>> Start GIVEN RECORDS

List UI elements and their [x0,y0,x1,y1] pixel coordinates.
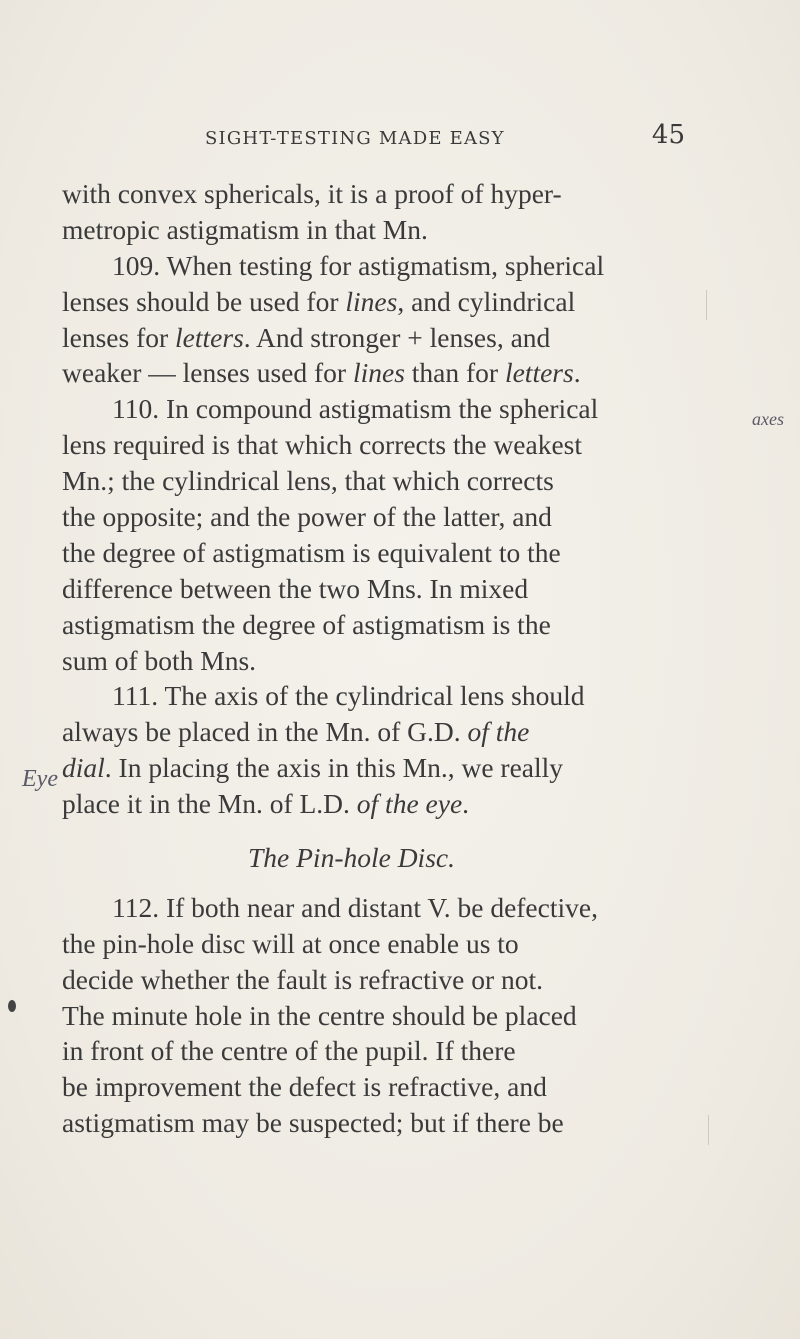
margin-pencil-mark [708,1115,709,1145]
paragraph-110 [62,391,710,678]
text-line: the pin-hole disc will at once enable us to [62,927,519,959]
handwritten-margin-note: Eye [22,766,58,792]
margin-pencil-mark [706,290,707,320]
text-line: metropic astigmatism in that Mn. [62,213,428,245]
text-line: 112. If both near and distant V. be defective, [112,891,598,923]
text-line: decide whether the fault is refractive or not. [62,963,544,995]
text-line: lenses for letters. And stronger + lenses, and [62,321,551,353]
text-line: 111. The axis of the cylindrical lens should [112,680,585,712]
text-line: 110. In compound astigmatism the spherical [112,393,599,425]
text-line: weaker — lenses used for lines than for letters. [62,357,581,389]
text-line: astigmatism the degree of astigmatism is the [62,608,551,640]
text-line: difference between the two Mns. In mixed [62,572,529,604]
page-number: 45 [651,120,685,150]
text-line: lenses should be used for lines, and cylindrical [62,285,576,317]
text-line: sum of both Mns. [62,644,257,676]
page-body [62,176,710,1141]
paragraph-112 [62,890,710,1141]
text-line: always be placed in the Mn. of G.D. of the [62,716,530,748]
text-line: in front of the centre of the pupil. If there [62,1035,516,1067]
text-line: astigmatism may be suspected; but if there be [62,1107,564,1139]
running-head: SIGHT-TESTING MADE EASY [205,128,505,149]
text-line: the opposite; and the power of the latter, and [62,501,552,533]
text-line: 109. When testing for astigmatism, spherical [112,249,605,281]
text-line: Mn.; the cylindrical lens, that which corrects [62,465,554,497]
page-header [205,120,685,156]
text-line: with convex sphericals, it is a proof of hyper- [62,178,562,209]
ink-blot [8,1000,16,1012]
text-line: dial. In placing the axis in this Mn., we really [62,752,564,784]
text-line: the degree of astigmatism is equivalent to the [62,536,561,568]
handwritten-margin-note: axes [752,409,784,429]
text-line: be improvement the defect is refractive, and [62,1071,547,1103]
paragraph-111 [62,678,710,822]
section-title: The Pin-hole Disc. [248,842,455,874]
text-line: lens required is that which corrects the weakest [62,429,583,461]
paragraph-109 [62,248,710,392]
text-line: place it in the Mn. of L.D. of the eye. [62,788,470,820]
text-line: The minute hole in the centre should be placed [62,999,577,1031]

>> End GIVEN RECORDS

== TASK STATEMENT ==
Retype the part of the listing that opens with the line containing "margin-pencil-mark [708,1115,709,1145]" and closes with the line containing "text-line: decide whether", including both of those lines.

== FULL OUTPUT ==
margin-pencil-mark [708,1115,709,1145]
paragraph-110 [62,391,710,678]
text-line: the pin-hole disc will at once enable us to [62,927,519,959]
handwritten-margin-note: Eye [22,766,58,792]
margin-pencil-mark [706,290,707,320]
text-line: metropic astigmatism in that Mn. [62,213,428,245]
text-line: 112. If both near and distant V. be defective, [112,891,598,923]
text-line: decide whether the fault is refractive or not. [62,963,544,995]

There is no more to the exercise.